Vertiginous Symmetries: Representations of the Labyrinthine in the Works of Arakawa/Gins, Jorge Luis Borges, and Alain Robbe-Grillet

Marcelyn Gow



Letizia Alvarez de Toledo has observed that this vast Library is useless: rigorously speaking, a single volume would be sufficient, a volume of ordinary format, printed in nine or ten point type, containing an infinite number of infinitely thin leaves. (In the early seventeenth century, Cavalieri said that all solid bodies are the superimposition of an infinite number of planes). The handling of this silky vade mecum would not be convenient: each apparent page would unfold into other analogous ones; the inconceivable middle page would have no reverse. 1

In approaching the presence of labyrinths in textual and architectural works, a distinction should be made between the iconographic representation of a labyrinth manifest as a built entity or structure, and the labyrinthine model which effects perceptual destabilization. The former is tangible, whereas the latter is a condition which, although relying on no physical manifestation, is nonetheless a psychological construct. The coincidence of the model and its representation within a project necessitates a modal shift, one in which the iconography of the object dissolves or is subsumed by the model. The manifestation of a modelled condition through a translation into matter implies that the built work must in some way subvert the iconography of that which it attempts to embody. Undoubtedly the labyrinthine model functions more effectively as a dislocating device when one is unaware of its existence. Deviations experienced within the envelope of normative space are more profound in their implications than deviations measured against a field of disjuncture. I would argue that an architecture which embraces the direct manifestation of labyrinthine iconography can only partially succeed as a dislocating device.

The project to construct a labyrinthine model via the representation of the labyrinth compromises itself by making reference to the model. The moment at which one brings the labyrinth into existence as a fixed and stable entity this object no longer enables the possibility of referring beyond itself, but rather becomes an image of that which it would attempt to embody. The insidiousness of the labyrinthine model lies in its unobtrusiveness, the unsettling fact that it encloses without one being fully aware of its presence. One can never really grasp the labyrinth as a coherent entity. The labyrinth posited as an object merely serves to illustrate the spatial and perceptual dilemma which it seeks to engender. I will suggest, by examining several instances of the labyrinthine that the labyrinthine model distinguishes itself from a representation of the labyrinth by the fact that it engages its inhabitant in the guise of its not being present.

### LISTING
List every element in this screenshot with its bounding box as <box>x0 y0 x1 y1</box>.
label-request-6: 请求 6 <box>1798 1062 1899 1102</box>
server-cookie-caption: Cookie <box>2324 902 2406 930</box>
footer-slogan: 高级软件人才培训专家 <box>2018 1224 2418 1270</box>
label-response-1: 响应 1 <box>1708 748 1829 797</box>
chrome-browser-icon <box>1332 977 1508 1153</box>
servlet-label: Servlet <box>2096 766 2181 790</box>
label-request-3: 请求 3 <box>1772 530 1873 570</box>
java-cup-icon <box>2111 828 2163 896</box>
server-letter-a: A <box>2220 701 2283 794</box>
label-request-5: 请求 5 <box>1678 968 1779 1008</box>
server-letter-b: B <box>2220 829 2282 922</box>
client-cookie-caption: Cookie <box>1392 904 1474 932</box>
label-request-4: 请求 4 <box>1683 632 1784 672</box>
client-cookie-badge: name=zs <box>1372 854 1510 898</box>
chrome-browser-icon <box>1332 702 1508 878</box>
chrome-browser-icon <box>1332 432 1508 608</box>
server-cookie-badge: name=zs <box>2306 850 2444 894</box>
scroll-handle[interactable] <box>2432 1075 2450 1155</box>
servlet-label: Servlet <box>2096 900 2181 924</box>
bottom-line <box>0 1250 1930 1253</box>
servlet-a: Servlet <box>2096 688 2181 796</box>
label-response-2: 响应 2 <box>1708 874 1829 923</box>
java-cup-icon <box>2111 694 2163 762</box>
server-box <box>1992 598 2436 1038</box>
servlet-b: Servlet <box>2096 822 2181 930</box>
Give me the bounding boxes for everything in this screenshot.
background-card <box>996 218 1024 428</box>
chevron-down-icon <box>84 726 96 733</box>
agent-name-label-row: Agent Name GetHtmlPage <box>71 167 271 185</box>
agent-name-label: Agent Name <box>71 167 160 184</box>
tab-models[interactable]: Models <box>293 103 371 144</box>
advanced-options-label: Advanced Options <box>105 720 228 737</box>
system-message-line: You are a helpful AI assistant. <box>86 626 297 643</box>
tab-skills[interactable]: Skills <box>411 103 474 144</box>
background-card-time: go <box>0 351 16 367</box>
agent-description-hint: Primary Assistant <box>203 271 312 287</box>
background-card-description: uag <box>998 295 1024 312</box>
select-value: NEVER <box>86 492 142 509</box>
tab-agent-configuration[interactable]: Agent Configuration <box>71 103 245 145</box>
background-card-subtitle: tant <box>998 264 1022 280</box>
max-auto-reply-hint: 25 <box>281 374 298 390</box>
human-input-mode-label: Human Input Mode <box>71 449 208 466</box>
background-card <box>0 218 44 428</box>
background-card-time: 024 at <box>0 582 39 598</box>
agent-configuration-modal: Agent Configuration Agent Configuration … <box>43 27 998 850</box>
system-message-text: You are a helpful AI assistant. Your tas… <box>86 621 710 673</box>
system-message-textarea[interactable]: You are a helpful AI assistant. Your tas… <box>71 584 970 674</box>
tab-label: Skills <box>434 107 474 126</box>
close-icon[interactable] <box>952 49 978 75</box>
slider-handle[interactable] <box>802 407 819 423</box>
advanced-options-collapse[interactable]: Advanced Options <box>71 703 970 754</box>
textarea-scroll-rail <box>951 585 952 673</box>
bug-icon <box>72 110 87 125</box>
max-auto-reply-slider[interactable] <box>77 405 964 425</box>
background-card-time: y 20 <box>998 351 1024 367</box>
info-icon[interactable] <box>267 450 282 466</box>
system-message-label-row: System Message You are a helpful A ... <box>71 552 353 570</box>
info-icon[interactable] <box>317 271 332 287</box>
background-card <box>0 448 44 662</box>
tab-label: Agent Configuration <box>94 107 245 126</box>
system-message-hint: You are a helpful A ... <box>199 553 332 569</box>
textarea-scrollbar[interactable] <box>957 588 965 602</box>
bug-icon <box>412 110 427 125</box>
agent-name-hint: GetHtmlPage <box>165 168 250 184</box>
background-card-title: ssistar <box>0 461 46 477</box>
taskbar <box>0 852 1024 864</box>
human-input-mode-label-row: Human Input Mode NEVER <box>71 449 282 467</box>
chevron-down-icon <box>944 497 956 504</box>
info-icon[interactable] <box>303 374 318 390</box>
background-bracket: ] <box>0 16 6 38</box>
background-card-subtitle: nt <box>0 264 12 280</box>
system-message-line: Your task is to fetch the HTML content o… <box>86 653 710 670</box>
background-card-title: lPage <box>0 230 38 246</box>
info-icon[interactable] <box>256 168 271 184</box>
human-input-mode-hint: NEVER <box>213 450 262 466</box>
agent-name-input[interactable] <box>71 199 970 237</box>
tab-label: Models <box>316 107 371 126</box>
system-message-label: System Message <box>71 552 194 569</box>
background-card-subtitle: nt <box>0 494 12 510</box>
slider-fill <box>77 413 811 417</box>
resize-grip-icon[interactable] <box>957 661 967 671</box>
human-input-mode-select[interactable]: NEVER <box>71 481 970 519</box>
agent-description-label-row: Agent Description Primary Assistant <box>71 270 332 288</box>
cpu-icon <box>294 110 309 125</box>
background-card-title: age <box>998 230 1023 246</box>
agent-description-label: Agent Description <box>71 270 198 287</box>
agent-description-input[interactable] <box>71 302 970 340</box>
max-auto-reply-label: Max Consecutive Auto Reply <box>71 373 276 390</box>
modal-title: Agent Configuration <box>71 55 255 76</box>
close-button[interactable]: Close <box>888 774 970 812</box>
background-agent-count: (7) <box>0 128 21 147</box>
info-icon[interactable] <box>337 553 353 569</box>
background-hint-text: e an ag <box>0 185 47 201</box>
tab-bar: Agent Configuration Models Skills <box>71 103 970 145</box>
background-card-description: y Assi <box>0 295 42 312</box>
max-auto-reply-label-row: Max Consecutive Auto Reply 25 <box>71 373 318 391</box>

### EXERCISE INSTRUCTIONS
1/ List the names that follow "in the Works of" in the title of the essay on labyrinths.
2/ Extend the essay on labyrinths with the paragraph that comes after its last sentence.

### RESPONSES TO THE EXERCISE
1/
Arakawa/Gins
Jorge Luis Borges
Alain Robbe-Grillet

2/
The architectural work of Arakawa and Madeline Gins, in particular, the Site of Reversible Destiny -Yoro in Gifu, Japan overtly employs representations of the labyrinth. In the projects of Arakawa and Gins the labyrinth is formulated as a series of constructed layers, each layer consisting of a unique set of instructions for the body in motion. These layers conflict, not only with each other, but also with the domestic space in which they are inserted. Perception of the labyrinth is disseminated amongst these layers, each one momentarily rupturing the whole, producing a tactile blindness which is interrupted only in the moment of contact with a particular element.3 Hence these collisions of the domestic and labyrinthine produce structures of a temporal nature. A synchronous reality which is sequential, as a result of the potentially infinite sequence with which the "architectural body" 4 engages the space, can be broken down into a series of paths produced by the interaction of layers. Potentially, these ways of negotiating the space could become habitual through repetitive movement-- the very thing which such a construct would seek to eradicate. These labyrinthine structures force the body to move in a different way relative to situations which are in some way familiar, such as the domestic scape. The labyrinthine structure remains nonetheless a series of fixed elements to which one would inevitably adapt over time. The image of the labyrinth in this work is so strong that the possibility for an unfamiliar perceptual state to emerge is supplanted by the probability of its presence.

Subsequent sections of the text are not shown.